Will you give the material below again, every line exactly as it is?

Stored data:
═══

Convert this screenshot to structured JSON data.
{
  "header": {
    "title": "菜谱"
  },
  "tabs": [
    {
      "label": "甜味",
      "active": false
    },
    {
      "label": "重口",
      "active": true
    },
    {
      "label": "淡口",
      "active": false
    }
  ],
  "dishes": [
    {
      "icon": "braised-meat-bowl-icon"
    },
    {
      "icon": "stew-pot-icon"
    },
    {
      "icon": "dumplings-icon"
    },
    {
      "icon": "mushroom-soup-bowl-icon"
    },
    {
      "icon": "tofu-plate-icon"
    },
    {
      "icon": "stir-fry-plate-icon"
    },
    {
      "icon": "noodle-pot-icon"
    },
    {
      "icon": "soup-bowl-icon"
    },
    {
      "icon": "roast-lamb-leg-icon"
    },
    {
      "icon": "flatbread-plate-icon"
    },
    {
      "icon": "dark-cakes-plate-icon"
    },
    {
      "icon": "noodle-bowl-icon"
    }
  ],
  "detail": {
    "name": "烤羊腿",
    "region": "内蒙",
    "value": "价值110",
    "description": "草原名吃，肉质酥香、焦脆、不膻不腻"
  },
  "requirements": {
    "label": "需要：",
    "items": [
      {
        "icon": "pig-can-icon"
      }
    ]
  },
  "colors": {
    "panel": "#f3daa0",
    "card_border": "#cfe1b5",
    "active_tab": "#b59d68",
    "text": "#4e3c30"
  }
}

═══

### Exercise output
Convert this screenshot to structured JSON data.
{
  "header": {
    "title": "菜谱"
  },
  "tabs": [
    {
      "label": "甜味",
      "active": false
    },
    {
      "label": "重口",
      "active": true
    },
    {
      "label": "淡口",
      "active": false
    }
  ],
  "dishes": [
    {
      "icon": "braised-meat-bowl-icon"
    },
    {
      "icon": "stew-pot-icon"
    },
    {
      "icon": "dumplings-icon"
    },
    {
      "icon": "mushroom-soup-bowl-icon"
    },
    {
      "icon": "tofu-plate-icon"
    },
    {
      "icon": "stir-fry-plate-icon"
    },
    {
      "icon": "noodle-pot-icon"
    },
    {
      "icon": "soup-bowl-icon"
    },
    {
      "icon": "roast-lamb-leg-icon"
    },
    {
      "icon": "flatbread-plate-icon"
    },
    {
      "icon": "dark-cakes-plate-icon"
    },
    {
      "icon": "noodle-bowl-icon"
    }
  ],
  "detail": {
    "name": "烤羊腿",
    "region": "内蒙",
    "value": "价值110",
    "description": "草原名吃，肉质酥香、焦脆、不膻不腻"
  },
  "requirements": {
    "label": "需要：",
    "items": [
      {
        "icon": "pig-can-icon"
      }
    ]
  },
  "colors": {
    "panel": "#f3daa0",
    "card_border": "#cfe1b5",
    "active_tab": "#b59d68",
    "text": "#4e3c30"
  }
}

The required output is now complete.